= Exercise details =
Copy exactly the last part of the entries, starting from the line with "Read all visible content and emit it as JSON." and including the final line.

•••••

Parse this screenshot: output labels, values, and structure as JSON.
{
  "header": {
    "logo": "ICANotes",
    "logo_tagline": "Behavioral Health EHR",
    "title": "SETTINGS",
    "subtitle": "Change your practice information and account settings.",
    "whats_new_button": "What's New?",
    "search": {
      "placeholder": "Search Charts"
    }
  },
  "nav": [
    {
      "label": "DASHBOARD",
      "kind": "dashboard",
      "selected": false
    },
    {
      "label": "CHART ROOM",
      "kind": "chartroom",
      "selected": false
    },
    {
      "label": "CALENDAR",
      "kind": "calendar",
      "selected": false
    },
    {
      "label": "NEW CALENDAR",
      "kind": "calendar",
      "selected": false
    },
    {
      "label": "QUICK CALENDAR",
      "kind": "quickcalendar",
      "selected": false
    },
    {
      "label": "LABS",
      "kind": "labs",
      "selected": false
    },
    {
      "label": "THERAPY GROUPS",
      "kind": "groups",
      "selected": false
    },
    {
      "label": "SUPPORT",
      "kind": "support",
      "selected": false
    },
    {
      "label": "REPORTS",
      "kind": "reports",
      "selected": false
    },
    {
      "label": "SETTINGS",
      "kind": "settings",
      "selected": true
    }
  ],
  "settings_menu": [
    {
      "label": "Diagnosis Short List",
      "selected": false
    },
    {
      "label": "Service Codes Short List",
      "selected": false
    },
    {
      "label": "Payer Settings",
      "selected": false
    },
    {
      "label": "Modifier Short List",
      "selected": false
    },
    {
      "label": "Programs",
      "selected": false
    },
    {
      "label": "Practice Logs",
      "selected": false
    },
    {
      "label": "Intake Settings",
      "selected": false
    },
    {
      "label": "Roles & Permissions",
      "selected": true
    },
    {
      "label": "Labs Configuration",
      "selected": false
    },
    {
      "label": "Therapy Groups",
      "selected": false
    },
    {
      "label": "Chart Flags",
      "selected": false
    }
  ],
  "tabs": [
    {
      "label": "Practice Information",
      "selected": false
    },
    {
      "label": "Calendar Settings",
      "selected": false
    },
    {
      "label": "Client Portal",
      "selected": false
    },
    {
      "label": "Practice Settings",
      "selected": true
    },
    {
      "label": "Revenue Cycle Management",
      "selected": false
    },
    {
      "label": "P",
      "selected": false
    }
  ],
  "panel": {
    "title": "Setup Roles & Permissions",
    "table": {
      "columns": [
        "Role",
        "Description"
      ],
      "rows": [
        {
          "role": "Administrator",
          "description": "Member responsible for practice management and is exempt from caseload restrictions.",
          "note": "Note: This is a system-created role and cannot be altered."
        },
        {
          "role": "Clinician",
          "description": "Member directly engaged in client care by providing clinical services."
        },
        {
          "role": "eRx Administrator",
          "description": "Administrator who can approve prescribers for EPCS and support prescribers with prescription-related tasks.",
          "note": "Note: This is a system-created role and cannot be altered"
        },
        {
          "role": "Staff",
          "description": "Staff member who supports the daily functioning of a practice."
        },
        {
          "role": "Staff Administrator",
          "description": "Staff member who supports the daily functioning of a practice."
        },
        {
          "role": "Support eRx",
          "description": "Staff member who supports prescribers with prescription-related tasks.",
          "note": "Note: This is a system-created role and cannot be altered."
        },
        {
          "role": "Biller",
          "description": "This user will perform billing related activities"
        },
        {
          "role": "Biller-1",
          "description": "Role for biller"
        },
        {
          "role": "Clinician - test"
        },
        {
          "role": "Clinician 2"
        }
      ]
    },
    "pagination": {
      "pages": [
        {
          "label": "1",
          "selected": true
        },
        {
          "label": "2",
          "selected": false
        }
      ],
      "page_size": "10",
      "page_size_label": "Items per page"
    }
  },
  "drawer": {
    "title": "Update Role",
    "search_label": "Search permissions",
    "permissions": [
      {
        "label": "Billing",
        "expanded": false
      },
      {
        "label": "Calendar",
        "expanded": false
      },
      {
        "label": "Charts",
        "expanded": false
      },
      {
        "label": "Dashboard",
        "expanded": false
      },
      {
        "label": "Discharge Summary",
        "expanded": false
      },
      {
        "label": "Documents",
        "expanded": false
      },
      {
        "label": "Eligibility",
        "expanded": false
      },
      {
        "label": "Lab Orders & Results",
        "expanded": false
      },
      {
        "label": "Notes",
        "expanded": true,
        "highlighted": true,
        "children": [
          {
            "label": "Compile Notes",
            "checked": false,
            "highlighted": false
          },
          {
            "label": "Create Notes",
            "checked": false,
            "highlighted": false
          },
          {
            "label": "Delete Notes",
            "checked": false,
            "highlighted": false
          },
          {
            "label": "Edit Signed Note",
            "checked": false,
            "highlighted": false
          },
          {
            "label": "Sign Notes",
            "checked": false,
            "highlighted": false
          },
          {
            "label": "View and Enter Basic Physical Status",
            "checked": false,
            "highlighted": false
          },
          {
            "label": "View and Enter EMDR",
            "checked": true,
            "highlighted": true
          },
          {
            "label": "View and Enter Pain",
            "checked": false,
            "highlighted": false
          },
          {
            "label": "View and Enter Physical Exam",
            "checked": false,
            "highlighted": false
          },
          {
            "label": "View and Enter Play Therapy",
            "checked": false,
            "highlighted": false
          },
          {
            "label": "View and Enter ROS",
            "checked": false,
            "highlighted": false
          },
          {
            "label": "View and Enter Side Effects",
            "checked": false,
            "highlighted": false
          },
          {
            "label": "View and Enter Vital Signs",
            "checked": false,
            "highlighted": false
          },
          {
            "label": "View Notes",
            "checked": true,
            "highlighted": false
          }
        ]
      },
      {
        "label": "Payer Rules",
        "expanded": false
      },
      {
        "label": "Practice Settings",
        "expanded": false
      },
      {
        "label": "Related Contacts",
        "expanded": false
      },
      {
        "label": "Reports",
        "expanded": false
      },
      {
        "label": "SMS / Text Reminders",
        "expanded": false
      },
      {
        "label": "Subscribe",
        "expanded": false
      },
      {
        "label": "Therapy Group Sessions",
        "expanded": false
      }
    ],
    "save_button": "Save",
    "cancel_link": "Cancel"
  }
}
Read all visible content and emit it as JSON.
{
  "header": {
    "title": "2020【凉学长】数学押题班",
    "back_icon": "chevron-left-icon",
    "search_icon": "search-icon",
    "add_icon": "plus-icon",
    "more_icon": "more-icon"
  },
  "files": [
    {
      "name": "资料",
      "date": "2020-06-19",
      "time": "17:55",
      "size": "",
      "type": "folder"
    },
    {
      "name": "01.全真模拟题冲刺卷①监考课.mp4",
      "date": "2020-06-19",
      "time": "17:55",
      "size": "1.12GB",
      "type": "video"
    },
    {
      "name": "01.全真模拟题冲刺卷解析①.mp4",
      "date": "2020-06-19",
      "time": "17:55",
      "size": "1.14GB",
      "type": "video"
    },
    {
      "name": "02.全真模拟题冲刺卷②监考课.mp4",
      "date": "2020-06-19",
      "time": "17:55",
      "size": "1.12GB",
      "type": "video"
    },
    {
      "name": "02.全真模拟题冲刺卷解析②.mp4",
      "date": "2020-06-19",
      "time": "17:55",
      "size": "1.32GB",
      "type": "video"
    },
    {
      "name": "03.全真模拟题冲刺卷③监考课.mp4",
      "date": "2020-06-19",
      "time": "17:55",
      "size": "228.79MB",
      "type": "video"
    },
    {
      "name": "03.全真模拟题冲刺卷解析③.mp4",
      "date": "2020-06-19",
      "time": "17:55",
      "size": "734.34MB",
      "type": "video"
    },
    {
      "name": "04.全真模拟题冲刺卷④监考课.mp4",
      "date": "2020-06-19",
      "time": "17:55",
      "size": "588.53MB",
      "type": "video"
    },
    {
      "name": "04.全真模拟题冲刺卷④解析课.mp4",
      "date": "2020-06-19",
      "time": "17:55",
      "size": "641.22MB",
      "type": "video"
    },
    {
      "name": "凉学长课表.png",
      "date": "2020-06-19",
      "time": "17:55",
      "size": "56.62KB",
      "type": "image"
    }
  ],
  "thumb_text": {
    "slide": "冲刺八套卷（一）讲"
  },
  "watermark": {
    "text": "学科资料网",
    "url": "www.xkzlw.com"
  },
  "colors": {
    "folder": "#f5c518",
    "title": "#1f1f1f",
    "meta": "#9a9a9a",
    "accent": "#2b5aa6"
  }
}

•••••

= Answer for the task =
Read all visible content and emit it as JSON.
{
  "header": {
    "title": "2020【凉学长】数学押题班",
    "back_icon": "chevron-left-icon",
    "search_icon": "search-icon",
    "add_icon": "plus-icon",
    "more_icon": "more-icon"
  },
  "files": [
    {
      "name": "资料",
      "date": "2020-06-19",
      "time": "17:55",
      "size": "",
      "type": "folder"
    },
    {
      "name": "01.全真模拟题冲刺卷①监考课.mp4",
      "date": "2020-06-19",
      "time": "17:55",
      "size": "1.12GB",
      "type": "video"
    },
    {
      "name": "01.全真模拟题冲刺卷解析①.mp4",
      "date": "2020-06-19",
      "time": "17:55",
      "size": "1.14GB",
      "type": "video"
    },
    {
      "name": "02.全真模拟题冲刺卷②监考课.mp4",
      "date": "2020-06-19",
      "time": "17:55",
      "size": "1.12GB",
      "type": "video"
    },
    {
      "name": "02.全真模拟题冲刺卷解析②.mp4",
      "date": "2020-06-19",
      "time": "17:55",
      "size": "1.32GB",
      "type": "video"
    },
    {
      "name": "03.全真模拟题冲刺卷③监考课.mp4",
      "date": "2020-06-19",
      "time": "17:55",
      "size": "228.79MB",
      "type": "video"
    },
    {
      "name": "03.全真模拟题冲刺卷解析③.mp4",
      "date": "2020-06-19",
      "time": "17:55",
      "size": "734.34MB",
      "type": "video"
    },
    {
      "name": "04.全真模拟题冲刺卷④监考课.mp4",
      "date": "2020-06-19",
      "time": "17:55",
      "size": "588.53MB",
      "type": "video"
    },
    {
      "name": "04.全真模拟题冲刺卷④解析课.mp4",
      "date": "2020-06-19",
      "time": "17:55",
      "size": "641.22MB",
      "type": "video"
    },
    {
      "name": "凉学长课表.png",
      "date": "2020-06-19",
      "time": "17:55",
      "size": "56.62KB",
      "type": "image"
    }
  ],
  "thumb_text": {
    "slide": "冲刺八套卷（一）讲"
  },
  "watermark": {
    "text": "学科资料网",
    "url": "www.xkzlw.com"
  },
  "colors": {
    "folder": "#f5c518",
    "title": "#1f1f1f",
    "meta": "#9a9a9a",
    "accent": "#2b5aa6"
  }
}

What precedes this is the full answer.